[start Input rows]

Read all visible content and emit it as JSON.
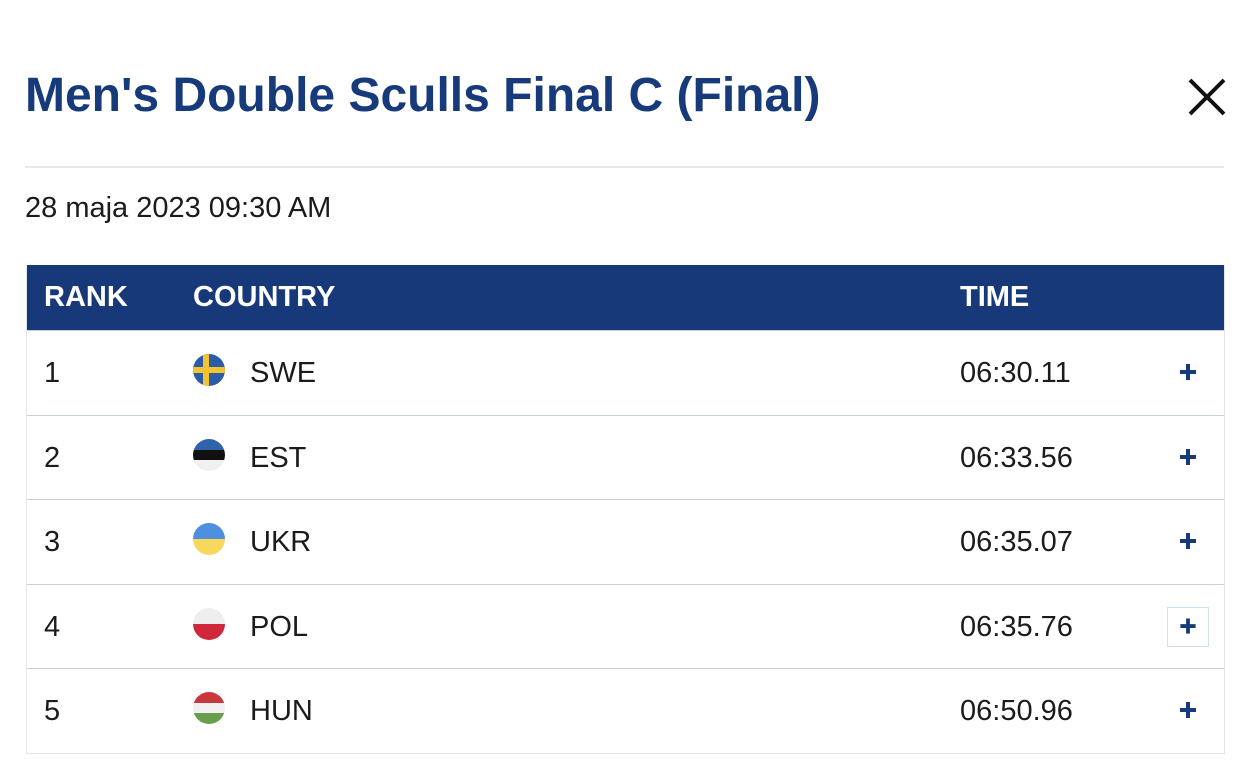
{
  "header": {
    "title": "Men's Double Sculls Final C (Final)",
    "date": "28 maja 2023 09:30 AM"
  },
  "table": {
    "columns": [
      "RANK",
      "COUNTRY",
      "TIME"
    ],
    "rows": [
      [
        1,
        "SWE",
        "06:30.11"
      ],
      [
        2,
        "EST",
        "06:33.56"
      ],
      [
        3,
        "UKR",
        "06:35.07"
      ],
      [
        4,
        "POL",
        "06:35.76"
      ],
      [
        5,
        "HUN",
        "06:50.96"
      ]
    ]
  }
}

[end Input rows]

▶ [What to work on]: Reproduce the whole listing word for word, setting aside any pictures.

▶ [Completed exercise]:
Read all visible content and emit it as JSON.
{
  "header": {
    "title": "Men's Double Sculls Final C (Final)",
    "date": "28 maja 2023 09:30 AM"
  },
  "table": {
    "columns": [
      "RANK",
      "COUNTRY",
      "TIME"
    ],
    "rows": [
      [
        1,
        "SWE",
        "06:30.11"
      ],
      [
        2,
        "EST",
        "06:33.56"
      ],
      [
        3,
        "UKR",
        "06:35.07"
      ],
      [
        4,
        "POL",
        "06:35.76"
      ],
      [
        5,
        "HUN",
        "06:50.96"
      ]
    ]
  }
}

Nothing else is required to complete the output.